[Data extracted from a collection]
---

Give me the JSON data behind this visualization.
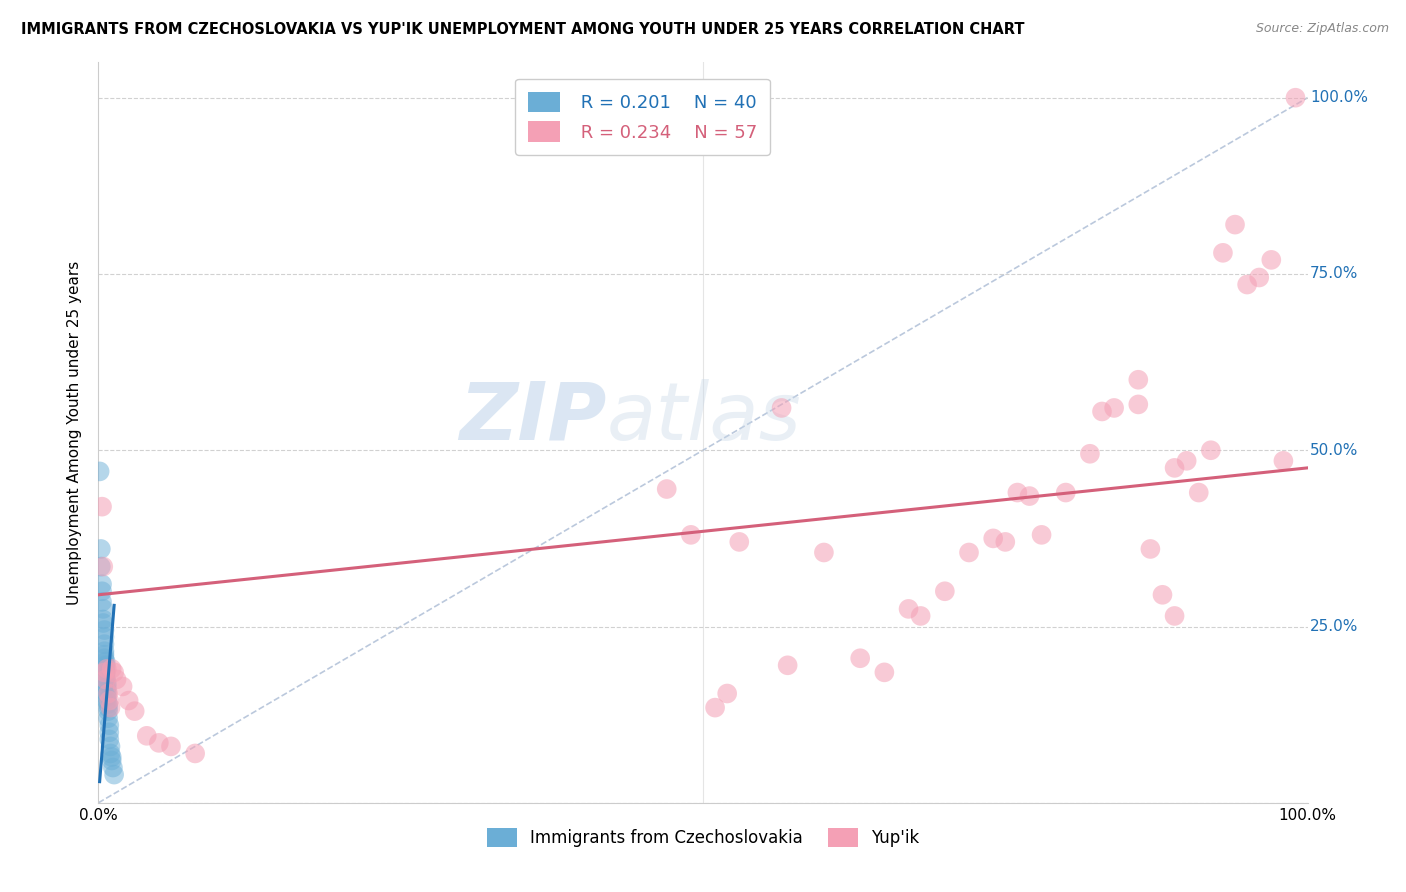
{
  "title": "IMMIGRANTS FROM CZECHOSLOVAKIA VS YUP'IK UNEMPLOYMENT AMONG YOUTH UNDER 25 YEARS CORRELATION CHART",
  "source": "Source: ZipAtlas.com",
  "ylabel": "Unemployment Among Youth under 25 years",
  "legend_blue_r": "R = 0.201",
  "legend_blue_n": "N = 40",
  "legend_pink_r": "R = 0.234",
  "legend_pink_n": "N = 57",
  "watermark_zip": "ZIP",
  "watermark_atlas": "atlas",
  "blue_color": "#6baed6",
  "pink_color": "#f4a0b5",
  "blue_line_color": "#2171b5",
  "pink_line_color": "#d4607a",
  "diagonal_color": "#aabbd4",
  "blue_scatter": [
    [
      0.001,
      0.47
    ],
    [
      0.002,
      0.36
    ],
    [
      0.002,
      0.335
    ],
    [
      0.003,
      0.31
    ],
    [
      0.003,
      0.3
    ],
    [
      0.003,
      0.285
    ],
    [
      0.004,
      0.275
    ],
    [
      0.004,
      0.26
    ],
    [
      0.004,
      0.255
    ],
    [
      0.005,
      0.245
    ],
    [
      0.005,
      0.235
    ],
    [
      0.005,
      0.225
    ],
    [
      0.005,
      0.215
    ],
    [
      0.005,
      0.21
    ],
    [
      0.005,
      0.205
    ],
    [
      0.006,
      0.2
    ],
    [
      0.006,
      0.195
    ],
    [
      0.006,
      0.19
    ],
    [
      0.006,
      0.185
    ],
    [
      0.006,
      0.18
    ],
    [
      0.006,
      0.175
    ],
    [
      0.007,
      0.17
    ],
    [
      0.007,
      0.165
    ],
    [
      0.007,
      0.16
    ],
    [
      0.007,
      0.155
    ],
    [
      0.007,
      0.15
    ],
    [
      0.007,
      0.145
    ],
    [
      0.008,
      0.14
    ],
    [
      0.008,
      0.135
    ],
    [
      0.008,
      0.13
    ],
    [
      0.008,
      0.12
    ],
    [
      0.009,
      0.11
    ],
    [
      0.009,
      0.1
    ],
    [
      0.009,
      0.09
    ],
    [
      0.01,
      0.08
    ],
    [
      0.01,
      0.07
    ],
    [
      0.011,
      0.065
    ],
    [
      0.011,
      0.06
    ],
    [
      0.012,
      0.05
    ],
    [
      0.013,
      0.04
    ]
  ],
  "pink_scatter": [
    [
      0.003,
      0.42
    ],
    [
      0.004,
      0.335
    ],
    [
      0.005,
      0.185
    ],
    [
      0.006,
      0.175
    ],
    [
      0.007,
      0.19
    ],
    [
      0.008,
      0.155
    ],
    [
      0.009,
      0.145
    ],
    [
      0.01,
      0.135
    ],
    [
      0.011,
      0.19
    ],
    [
      0.013,
      0.185
    ],
    [
      0.015,
      0.175
    ],
    [
      0.02,
      0.165
    ],
    [
      0.025,
      0.145
    ],
    [
      0.03,
      0.13
    ],
    [
      0.04,
      0.095
    ],
    [
      0.05,
      0.085
    ],
    [
      0.06,
      0.08
    ],
    [
      0.08,
      0.07
    ],
    [
      0.47,
      0.445
    ],
    [
      0.49,
      0.38
    ],
    [
      0.51,
      0.135
    ],
    [
      0.52,
      0.155
    ],
    [
      0.53,
      0.37
    ],
    [
      0.57,
      0.195
    ],
    [
      0.6,
      0.355
    ],
    [
      0.63,
      0.205
    ],
    [
      0.65,
      0.185
    ],
    [
      0.67,
      0.275
    ],
    [
      0.68,
      0.265
    ],
    [
      0.7,
      0.3
    ],
    [
      0.72,
      0.355
    ],
    [
      0.74,
      0.375
    ],
    [
      0.75,
      0.37
    ],
    [
      0.76,
      0.44
    ],
    [
      0.77,
      0.435
    ],
    [
      0.78,
      0.38
    ],
    [
      0.8,
      0.44
    ],
    [
      0.82,
      0.495
    ],
    [
      0.83,
      0.555
    ],
    [
      0.84,
      0.56
    ],
    [
      0.86,
      0.6
    ],
    [
      0.86,
      0.565
    ],
    [
      0.87,
      0.36
    ],
    [
      0.88,
      0.295
    ],
    [
      0.89,
      0.265
    ],
    [
      0.89,
      0.475
    ],
    [
      0.9,
      0.485
    ],
    [
      0.91,
      0.44
    ],
    [
      0.92,
      0.5
    ],
    [
      0.93,
      0.78
    ],
    [
      0.94,
      0.82
    ],
    [
      0.95,
      0.735
    ],
    [
      0.96,
      0.745
    ],
    [
      0.97,
      0.77
    ],
    [
      0.98,
      0.485
    ],
    [
      0.99,
      1.0
    ],
    [
      0.565,
      0.56
    ]
  ],
  "xlim": [
    0.0,
    1.0
  ],
  "ylim": [
    0.0,
    1.05
  ],
  "ytick_positions": [
    0.0,
    0.25,
    0.5,
    0.75,
    1.0
  ],
  "ytick_labels": [
    "",
    "25.0%",
    "50.0%",
    "75.0%",
    "100.0%"
  ],
  "xtick_positions": [
    0.0,
    0.25,
    0.5,
    0.75,
    1.0
  ],
  "xtick_labels": [
    "0.0%",
    "",
    "",
    "",
    "100.0%"
  ],
  "grid_color": "#cccccc",
  "bg_color": "#ffffff"
}
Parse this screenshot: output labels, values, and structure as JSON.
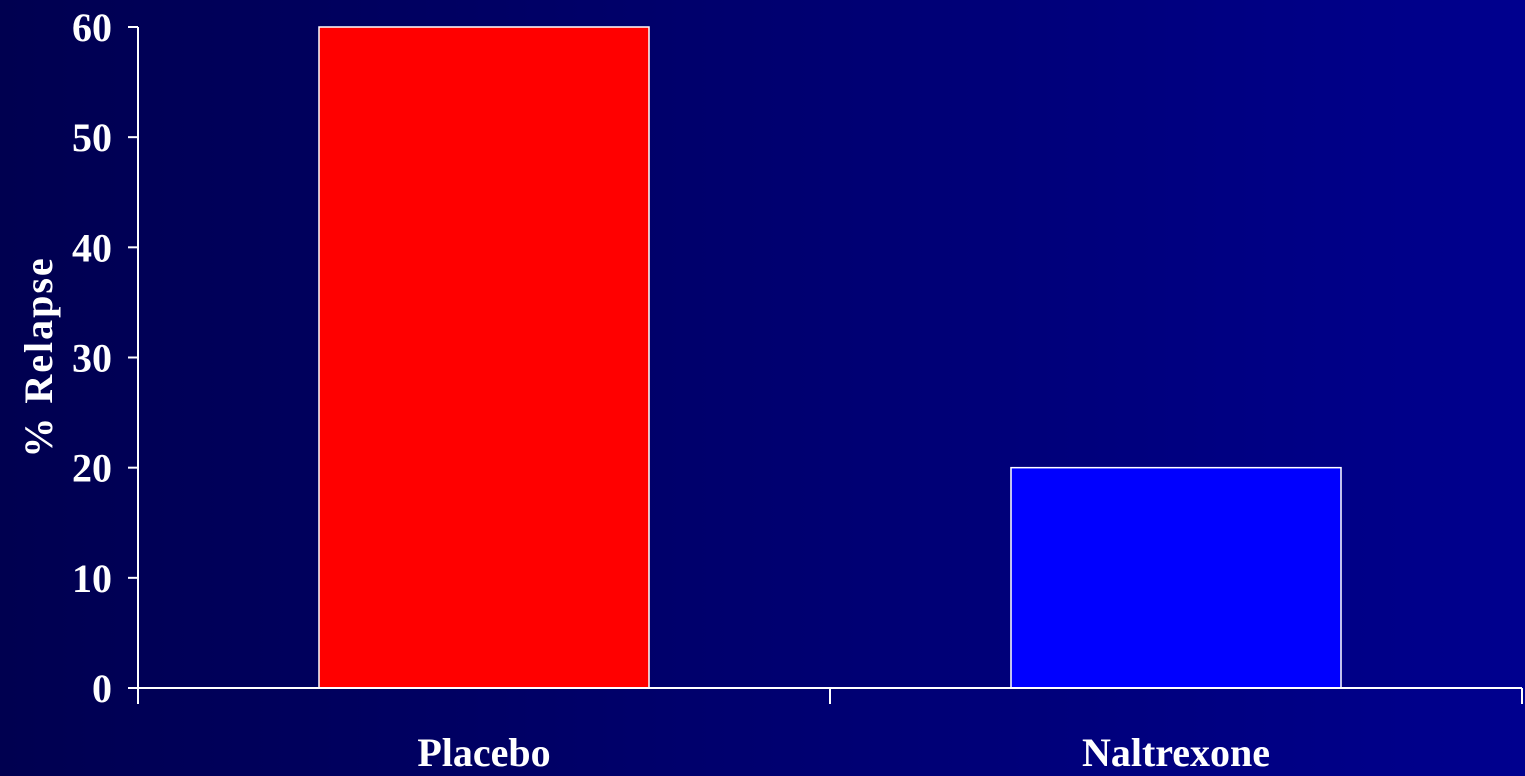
{
  "chart_data": {
    "type": "bar",
    "categories": [
      "Placebo",
      "Naltrexone"
    ],
    "values": [
      60,
      20
    ],
    "bar_colors": [
      "#ff0000",
      "#0000ff"
    ],
    "ylabel": "% Relapse",
    "xlabel": "",
    "title": "",
    "ylim": [
      0,
      60
    ],
    "yticks": [
      0,
      10,
      20,
      30,
      40,
      50,
      60
    ],
    "grid": false,
    "legend": "none"
  },
  "colors": {
    "axis": "#ffffff",
    "bar_border": "#ffffff"
  }
}
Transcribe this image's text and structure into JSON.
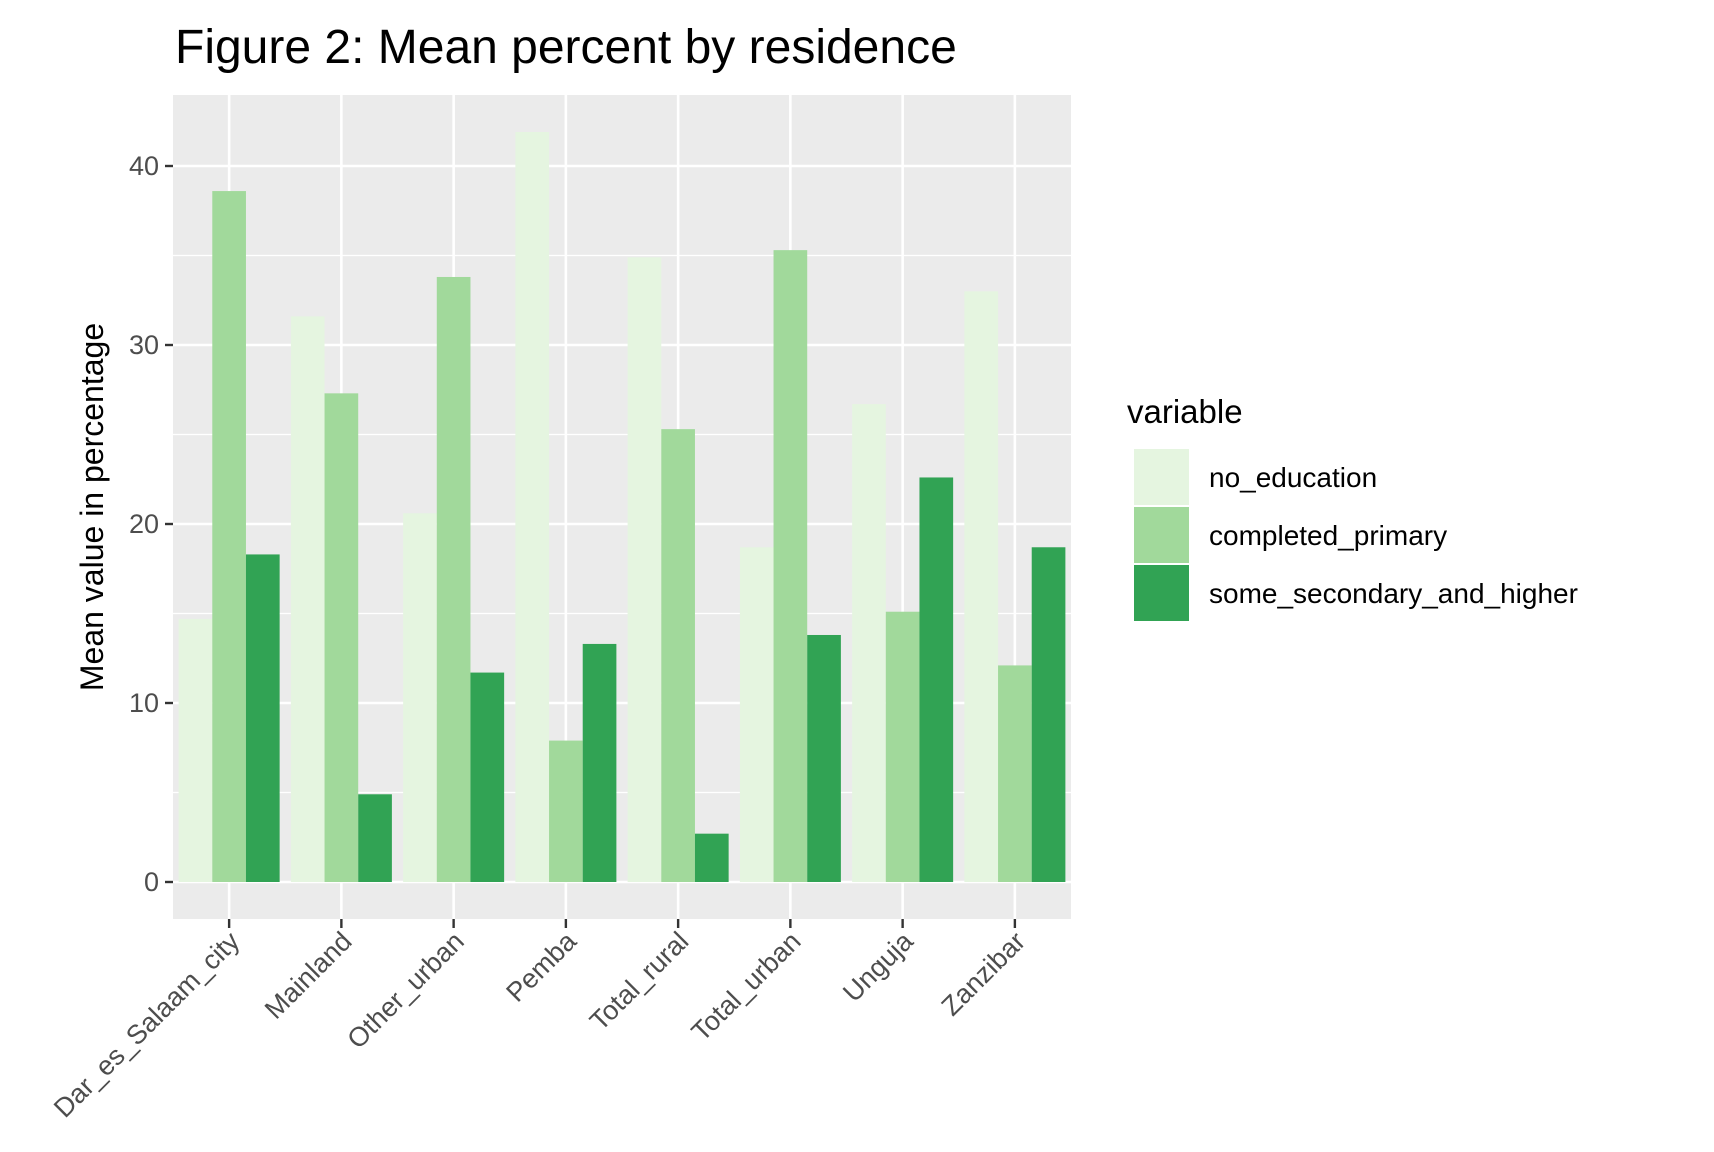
{
  "chart_data": {
    "type": "bar",
    "title": "Figure 2: Mean percent by residence",
    "xlabel": "",
    "ylabel": "Mean value in percentage",
    "ylim": [
      0,
      44
    ],
    "yticks": [
      0,
      10,
      20,
      30,
      40
    ],
    "grid": true,
    "legend_title": "variable",
    "legend_position": "right",
    "categories": [
      "Dar_es_Salaam_city",
      "Mainland",
      "Other_urban",
      "Pemba",
      "Total_rural",
      "Total_urban",
      "Unguja",
      "Zanzibar"
    ],
    "series": [
      {
        "name": "no_education",
        "color": "#e5f5e0",
        "values": [
          14.7,
          31.6,
          20.6,
          41.9,
          34.9,
          18.7,
          26.7,
          33.0
        ]
      },
      {
        "name": "completed_primary",
        "color": "#a1d99b",
        "values": [
          38.6,
          27.3,
          33.8,
          7.9,
          25.3,
          35.3,
          15.1,
          12.1
        ]
      },
      {
        "name": "some_secondary_and_higher",
        "color": "#31a354",
        "values": [
          18.3,
          4.9,
          11.7,
          13.3,
          2.7,
          13.8,
          22.6,
          18.7
        ]
      }
    ]
  }
}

---

# SET TASK
The data should be printed again unchanged; leave its pictures out.

# FULL ANSWER
Give me the JSON data behind this visualization.
{
  "title": "IMMIGRANTS FROM CZECHOSLOVAKIA VS YUP'IK UNEMPLOYMENT AMONG YOUTH UNDER 25 YEARS CORRELATION CHART",
  "source": "Source: ZipAtlas.com",
  "ylabel": "Unemployment Among Youth under 25 years",
  "legend_blue_r": "R = 0.201",
  "legend_blue_n": "N = 40",
  "legend_pink_r": "R = 0.234",
  "legend_pink_n": "N = 57",
  "watermark_zip": "ZIP",
  "watermark_atlas": "atlas",
  "blue_color": "#6baed6",
  "pink_color": "#f4a0b5",
  "blue_line_color": "#2171b5",
  "pink_line_color": "#d4607a",
  "diagonal_color": "#aabbd4",
  "blue_scatter": [
    [
      0.001,
      0.47
    ],
    [
      0.002,
      0.36
    ],
    [
      0.002,
      0.335
    ],
    [
      0.003,
      0.31
    ],
    [
      0.003,
      0.3
    ],
    [
      0.003,
      0.285
    ],
    [
      0.004,
      0.275
    ],
    [
      0.004,
      0.26
    ],
    [
      0.004,
      0.255
    ],
    [
      0.005,
      0.245
    ],
    [
      0.005,
      0.235
    ],
    [
      0.005,
      0.225
    ],
    [
      0.005,
      0.215
    ],
    [
      0.005,
      0.21
    ],
    [
      0.005,
      0.205
    ],
    [
      0.006,
      0.2
    ],
    [
      0.006,
      0.195
    ],
    [
      0.006,
      0.19
    ],
    [
      0.006,
      0.185
    ],
    [
      0.006,
      0.18
    ],
    [
      0.006,
      0.175
    ],
    [
      0.007,
      0.17
    ],
    [
      0.007,
      0.165
    ],
    [
      0.007,
      0.16
    ],
    [
      0.007,
      0.155
    ],
    [
      0.007,
      0.15
    ],
    [
      0.007,
      0.145
    ],
    [
      0.008,
      0.14
    ],
    [
      0.008,
      0.135
    ],
    [
      0.008,
      0.13
    ],
    [
      0.008,
      0.12
    ],
    [
      0.009,
      0.11
    ],
    [
      0.009,
      0.1
    ],
    [
      0.009,
      0.09
    ],
    [
      0.01,
      0.08
    ],
    [
      0.01,
      0.07
    ],
    [
      0.011,
      0.065
    ],
    [
      0.011,
      0.06
    ],
    [
      0.012,
      0.05
    ],
    [
      0.013,
      0.04
    ]
  ],
  "pink_scatter": [
    [
      0.003,
      0.42
    ],
    [
      0.004,
      0.335
    ],
    [
      0.005,
      0.185
    ],
    [
      0.006,
      0.175
    ],
    [
      0.007,
      0.19
    ],
    [
      0.008,
      0.155
    ],
    [
      0.009,
      0.145
    ],
    [
      0.01,
      0.135
    ],
    [
      0.011,
      0.19
    ],
    [
      0.013,
      0.185
    ],
    [
      0.015,
      0.175
    ],
    [
      0.02,
      0.165
    ],
    [
      0.025,
      0.145
    ],
    [
      0.03,
      0.13
    ],
    [
      0.04,
      0.095
    ],
    [
      0.05,
      0.085
    ],
    [
      0.06,
      0.08
    ],
    [
      0.08,
      0.07
    ],
    [
      0.47,
      0.445
    ],
    [
      0.49,
      0.38
    ],
    [
      0.51,
      0.135
    ],
    [
      0.52,
      0.155
    ],
    [
      0.53,
      0.37
    ],
    [
      0.57,
      0.195
    ],
    [
      0.6,
      0.355
    ],
    [
      0.63,
      0.205
    ],
    [
      0.65,
      0.185
    ],
    [
      0.67,
      0.275
    ],
    [
      0.68,
      0.265
    ],
    [
      0.7,
      0.3
    ],
    [
      0.72,
      0.355
    ],
    [
      0.74,
      0.375
    ],
    [
      0.75,
      0.37
    ],
    [
      0.76,
      0.44
    ],
    [
      0.77,
      0.435
    ],
    [
      0.78,
      0.38
    ],
    [
      0.8,
      0.44
    ],
    [
      0.82,
      0.495
    ],
    [
      0.83,
      0.555
    ],
    [
      0.84,
      0.56
    ],
    [
      0.86,
      0.6
    ],
    [
      0.86,
      0.565
    ],
    [
      0.87,
      0.36
    ],
    [
      0.88,
      0.295
    ],
    [
      0.89,
      0.265
    ],
    [
      0.89,
      0.475
    ],
    [
      0.9,
      0.485
    ],
    [
      0.91,
      0.44
    ],
    [
      0.92,
      0.5
    ],
    [
      0.93,
      0.78
    ],
    [
      0.94,
      0.82
    ],
    [
      0.95,
      0.735
    ],
    [
      0.96,
      0.745
    ],
    [
      0.97,
      0.77
    ],
    [
      0.98,
      0.485
    ],
    [
      0.99,
      1.0
    ],
    [
      0.565,
      0.56
    ]
  ],
  "xlim": [
    0.0,
    1.0
  ],
  "ylim": [
    0.0,
    1.05
  ],
  "ytick_positions": [
    0.0,
    0.25,
    0.5,
    0.75,
    1.0
  ],
  "ytick_labels": [
    "",
    "25.0%",
    "50.0%",
    "75.0%",
    "100.0%"
  ],
  "xtick_positions": [
    0.0,
    0.25,
    0.5,
    0.75,
    1.0
  ],
  "xtick_labels": [
    "0.0%",
    "",
    "",
    "",
    "100.0%"
  ],
  "grid_color": "#cccccc",
  "bg_color": "#ffffff"
}
Parse this screenshot: output labels, values, and structure as JSON.
{
  "chart_data": {
    "type": "bar",
    "categories": [
      "Placebo",
      "Naltrexone"
    ],
    "values": [
      60,
      20
    ],
    "bar_colors": [
      "#ff0000",
      "#0000ff"
    ],
    "ylabel": "% Relapse",
    "xlabel": "",
    "title": "",
    "ylim": [
      0,
      60
    ],
    "yticks": [
      0,
      10,
      20,
      30,
      40,
      50,
      60
    ],
    "grid": false,
    "legend": "none"
  },
  "colors": {
    "axis": "#ffffff",
    "bar_border": "#ffffff"
  }
}
Transcribe this image's text and structure into JSON.
{
  "chart_data": {
    "type": "bar",
    "title": "Figure 2: Mean percent by residence",
    "xlabel": "",
    "ylabel": "Mean value in percentage",
    "ylim": [
      0,
      44
    ],
    "yticks": [
      0,
      10,
      20,
      30,
      40
    ],
    "grid": true,
    "legend_title": "variable",
    "legend_position": "right",
    "categories": [
      "Dar_es_Salaam_city",
      "Mainland",
      "Other_urban",
      "Pemba",
      "Total_rural",
      "Total_urban",
      "Unguja",
      "Zanzibar"
    ],
    "series": [
      {
        "name": "no_education",
        "color": "#e5f5e0",
        "values": [
          14.7,
          31.6,
          20.6,
          41.9,
          34.9,
          18.7,
          26.7,
          33.0
        ]
      },
      {
        "name": "completed_primary",
        "color": "#a1d99b",
        "values": [
          38.6,
          27.3,
          33.8,
          7.9,
          25.3,
          35.3,
          15.1,
          12.1
        ]
      },
      {
        "name": "some_secondary_and_higher",
        "color": "#31a354",
        "values": [
          18.3,
          4.9,
          11.7,
          13.3,
          2.7,
          13.8,
          22.6,
          18.7
        ]
      }
    ]
  }
}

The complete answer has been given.